* _What needs to be done_
Without the pictures, output the records below word for word.

## begin

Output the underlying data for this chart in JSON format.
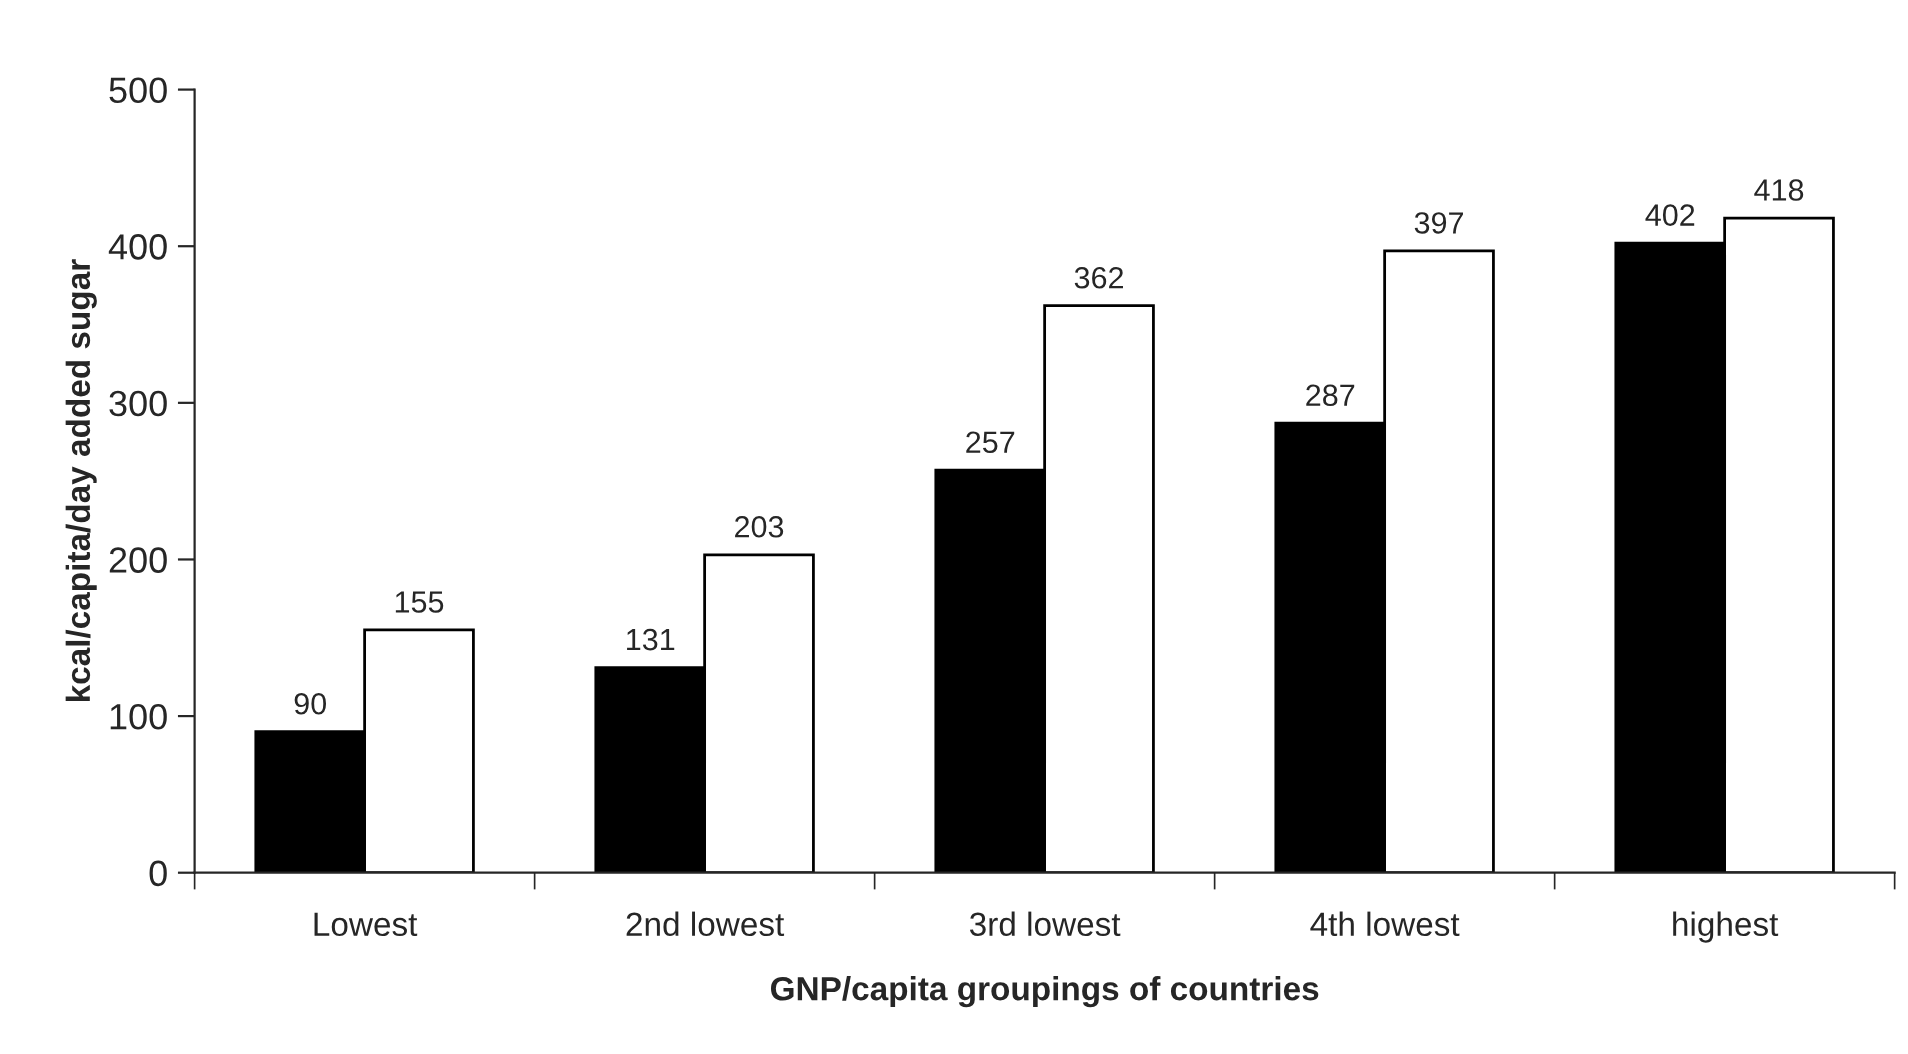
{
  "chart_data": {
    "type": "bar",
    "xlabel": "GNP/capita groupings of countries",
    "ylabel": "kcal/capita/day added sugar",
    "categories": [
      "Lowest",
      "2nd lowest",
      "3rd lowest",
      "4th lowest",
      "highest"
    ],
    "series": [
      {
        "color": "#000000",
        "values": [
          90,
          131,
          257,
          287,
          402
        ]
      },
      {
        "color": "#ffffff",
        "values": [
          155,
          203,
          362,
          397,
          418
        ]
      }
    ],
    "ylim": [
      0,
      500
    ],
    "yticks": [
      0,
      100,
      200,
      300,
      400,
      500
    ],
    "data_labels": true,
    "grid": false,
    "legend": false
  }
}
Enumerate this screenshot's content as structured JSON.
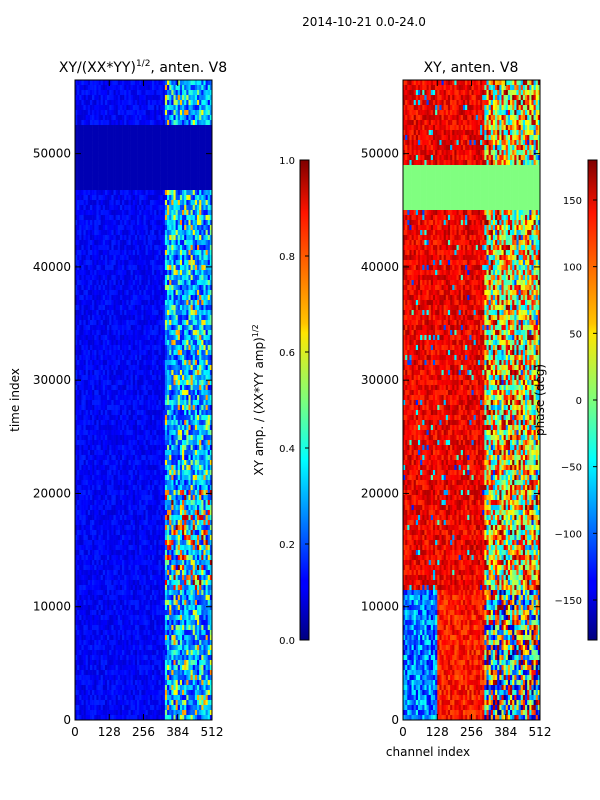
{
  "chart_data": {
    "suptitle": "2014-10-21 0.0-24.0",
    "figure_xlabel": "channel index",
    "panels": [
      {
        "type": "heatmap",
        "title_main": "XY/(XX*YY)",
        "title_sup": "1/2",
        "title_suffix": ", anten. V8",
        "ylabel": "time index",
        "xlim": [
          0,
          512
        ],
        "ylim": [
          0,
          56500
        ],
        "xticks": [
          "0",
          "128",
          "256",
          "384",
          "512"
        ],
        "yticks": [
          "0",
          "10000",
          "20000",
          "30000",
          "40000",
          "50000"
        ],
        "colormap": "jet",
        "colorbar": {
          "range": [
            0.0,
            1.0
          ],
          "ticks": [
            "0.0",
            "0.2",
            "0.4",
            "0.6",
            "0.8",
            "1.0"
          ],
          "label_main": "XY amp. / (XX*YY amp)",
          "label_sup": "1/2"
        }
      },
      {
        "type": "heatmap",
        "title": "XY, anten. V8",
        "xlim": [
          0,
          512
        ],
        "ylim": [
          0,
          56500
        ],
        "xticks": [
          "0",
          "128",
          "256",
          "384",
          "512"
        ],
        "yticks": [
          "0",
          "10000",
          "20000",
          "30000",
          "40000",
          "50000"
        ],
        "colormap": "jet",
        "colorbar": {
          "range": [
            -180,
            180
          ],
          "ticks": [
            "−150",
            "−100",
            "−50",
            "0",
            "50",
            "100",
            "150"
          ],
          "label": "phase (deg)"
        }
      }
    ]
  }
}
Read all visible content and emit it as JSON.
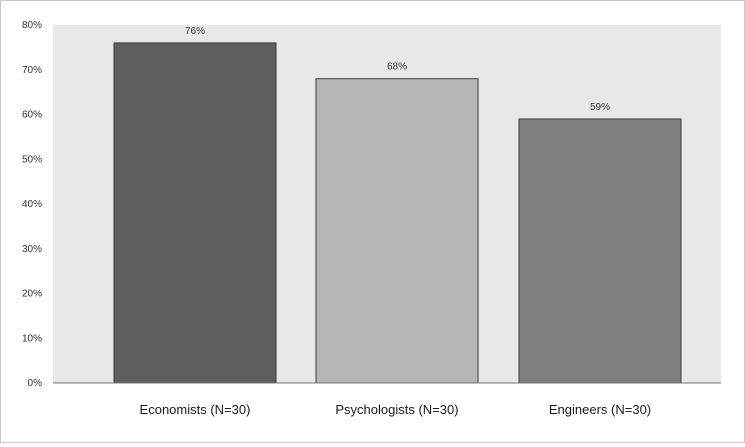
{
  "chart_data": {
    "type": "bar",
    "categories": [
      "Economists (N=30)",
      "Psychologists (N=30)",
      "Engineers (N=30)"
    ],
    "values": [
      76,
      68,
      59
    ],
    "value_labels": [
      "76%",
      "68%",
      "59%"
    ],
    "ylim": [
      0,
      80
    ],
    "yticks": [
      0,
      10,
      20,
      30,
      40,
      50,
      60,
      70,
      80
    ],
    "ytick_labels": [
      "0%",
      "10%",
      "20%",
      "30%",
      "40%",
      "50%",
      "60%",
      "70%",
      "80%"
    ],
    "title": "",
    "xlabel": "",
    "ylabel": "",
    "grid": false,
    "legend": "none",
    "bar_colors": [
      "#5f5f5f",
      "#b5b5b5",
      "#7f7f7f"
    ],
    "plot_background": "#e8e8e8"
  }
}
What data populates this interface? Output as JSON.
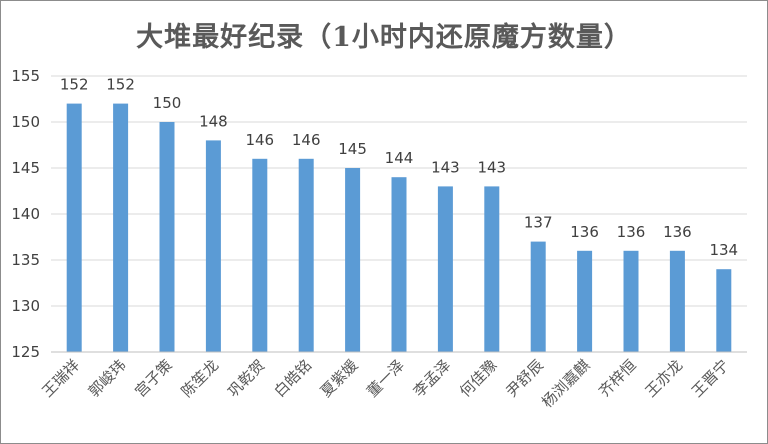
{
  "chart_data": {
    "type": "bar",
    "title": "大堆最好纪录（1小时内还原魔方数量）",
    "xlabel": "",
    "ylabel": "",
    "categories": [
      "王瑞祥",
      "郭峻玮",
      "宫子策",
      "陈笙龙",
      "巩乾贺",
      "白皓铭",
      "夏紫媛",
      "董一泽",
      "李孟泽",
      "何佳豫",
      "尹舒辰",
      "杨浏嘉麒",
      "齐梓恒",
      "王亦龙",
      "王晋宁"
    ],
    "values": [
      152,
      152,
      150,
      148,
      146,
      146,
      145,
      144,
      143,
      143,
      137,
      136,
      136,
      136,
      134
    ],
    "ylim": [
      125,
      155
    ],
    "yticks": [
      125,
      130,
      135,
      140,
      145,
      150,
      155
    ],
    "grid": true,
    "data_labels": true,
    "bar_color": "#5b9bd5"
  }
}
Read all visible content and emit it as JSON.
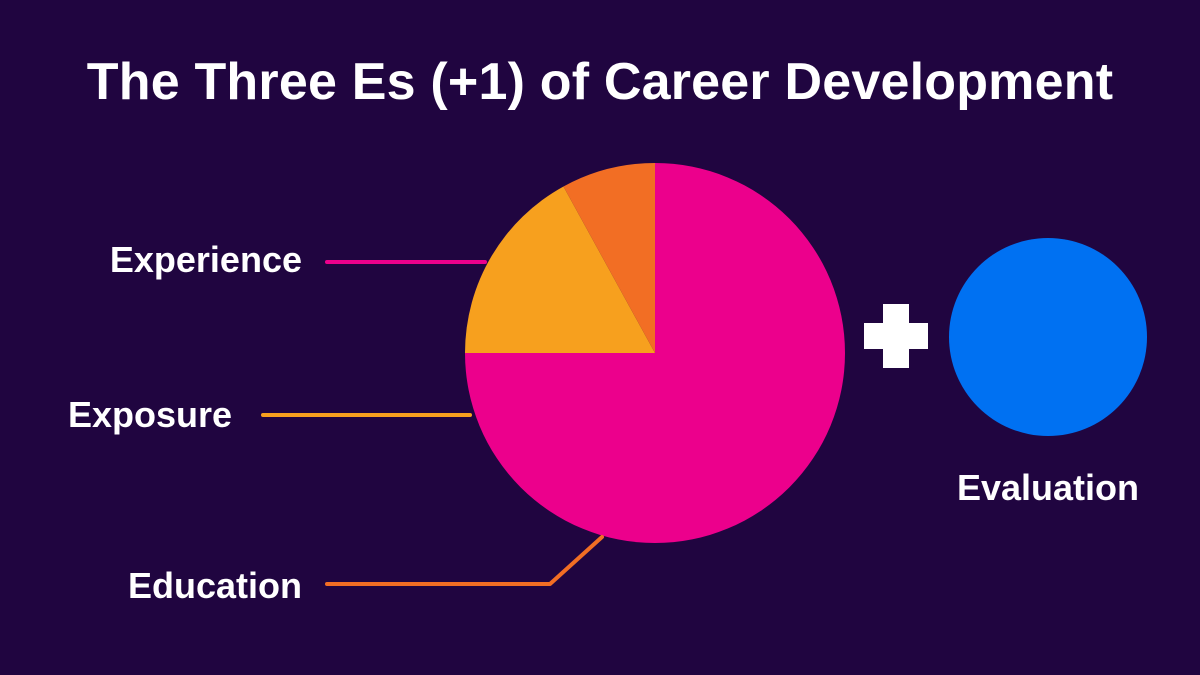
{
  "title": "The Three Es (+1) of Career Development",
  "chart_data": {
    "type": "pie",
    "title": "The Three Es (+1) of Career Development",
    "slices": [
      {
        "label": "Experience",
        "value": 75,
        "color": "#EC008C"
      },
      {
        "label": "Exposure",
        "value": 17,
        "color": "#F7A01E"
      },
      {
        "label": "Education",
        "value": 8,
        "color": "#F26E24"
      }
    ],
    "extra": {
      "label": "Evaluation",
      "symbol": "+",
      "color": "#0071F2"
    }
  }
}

## end

* _Solution to this problem_
Output the underlying data for this chart in JSON format.
{
  "chart_data": {
    "type": "bar",
    "xlabel": "GNP/capita groupings of countries",
    "ylabel": "kcal/capita/day added sugar",
    "categories": [
      "Lowest",
      "2nd lowest",
      "3rd lowest",
      "4th lowest",
      "highest"
    ],
    "series": [
      {
        "color": "#000000",
        "values": [
          90,
          131,
          257,
          287,
          402
        ]
      },
      {
        "color": "#ffffff",
        "values": [
          155,
          203,
          362,
          397,
          418
        ]
      }
    ],
    "ylim": [
      0,
      500
    ],
    "yticks": [
      0,
      100,
      200,
      300,
      400,
      500
    ],
    "data_labels": true,
    "grid": false,
    "legend": false
  }
}
Enumerate this screenshot's content as structured JSON.
{
  "chart_data": {
    "suptitle": "2014-10-21 0.0-24.0",
    "figure_xlabel": "channel index",
    "panels": [
      {
        "type": "heatmap",
        "title_main": "XY/(XX*YY)",
        "title_sup": "1/2",
        "title_suffix": ", anten. V8",
        "ylabel": "time index",
        "xlim": [
          0,
          512
        ],
        "ylim": [
          0,
          56500
        ],
        "xticks": [
          "0",
          "128",
          "256",
          "384",
          "512"
        ],
        "yticks": [
          "0",
          "10000",
          "20000",
          "30000",
          "40000",
          "50000"
        ],
        "colormap": "jet",
        "colorbar": {
          "range": [
            0.0,
            1.0
          ],
          "ticks": [
            "0.0",
            "0.2",
            "0.4",
            "0.6",
            "0.8",
            "1.0"
          ],
          "label_main": "XY amp. / (XX*YY amp)",
          "label_sup": "1/2"
        }
      },
      {
        "type": "heatmap",
        "title": "XY, anten. V8",
        "xlim": [
          0,
          512
        ],
        "ylim": [
          0,
          56500
        ],
        "xticks": [
          "0",
          "128",
          "256",
          "384",
          "512"
        ],
        "yticks": [
          "0",
          "10000",
          "20000",
          "30000",
          "40000",
          "50000"
        ],
        "colormap": "jet",
        "colorbar": {
          "range": [
            -180,
            180
          ],
          "ticks": [
            "−150",
            "−100",
            "−50",
            "0",
            "50",
            "100",
            "150"
          ],
          "label": "phase (deg)"
        }
      }
    ]
  }
}
Read all visible content and emit it as JSON.
{
  "chart_data": {
    "type": "bar",
    "categories": [
      "Economists (N=30)",
      "Psychologists (N=30)",
      "Engineers (N=30)"
    ],
    "values": [
      76,
      68,
      59
    ],
    "value_labels": [
      "76%",
      "68%",
      "59%"
    ],
    "ylim": [
      0,
      80
    ],
    "yticks": [
      0,
      10,
      20,
      30,
      40,
      50,
      60,
      70,
      80
    ],
    "ytick_labels": [
      "0%",
      "10%",
      "20%",
      "30%",
      "40%",
      "50%",
      "60%",
      "70%",
      "80%"
    ],
    "title": "",
    "xlabel": "",
    "ylabel": "",
    "grid": false,
    "legend": "none",
    "bar_colors": [
      "#5f5f5f",
      "#b5b5b5",
      "#7f7f7f"
    ],
    "plot_background": "#e8e8e8"
  }
}
What data populates this interface? Output as JSON.
{
  "chart_data": {
    "type": "bar",
    "title": "大堆最好纪录（1小时内还原魔方数量）",
    "xlabel": "",
    "ylabel": "",
    "categories": [
      "王瑞祥",
      "郭峻玮",
      "宫子策",
      "陈笙龙",
      "巩乾贺",
      "白皓铭",
      "夏紫媛",
      "董一泽",
      "李孟泽",
      "何佳豫",
      "尹舒辰",
      "杨浏嘉麒",
      "齐梓恒",
      "王亦龙",
      "王晋宁"
    ],
    "values": [
      152,
      152,
      150,
      148,
      146,
      146,
      145,
      144,
      143,
      143,
      137,
      136,
      136,
      136,
      134
    ],
    "ylim": [
      125,
      155
    ],
    "yticks": [
      125,
      130,
      135,
      140,
      145,
      150,
      155
    ],
    "grid": true,
    "data_labels": true,
    "bar_color": "#5b9bd5"
  }
}
Read all visible content and emit it as JSON.
{
  "title": "The Three Es (+1) of Career Development",
  "chart_data": {
    "type": "pie",
    "title": "The Three Es (+1) of Career Development",
    "slices": [
      {
        "label": "Experience",
        "value": 75,
        "color": "#EC008C"
      },
      {
        "label": "Exposure",
        "value": 17,
        "color": "#F7A01E"
      },
      {
        "label": "Education",
        "value": 8,
        "color": "#F26E24"
      }
    ],
    "extra": {
      "label": "Evaluation",
      "symbol": "+",
      "color": "#0071F2"
    }
  }
}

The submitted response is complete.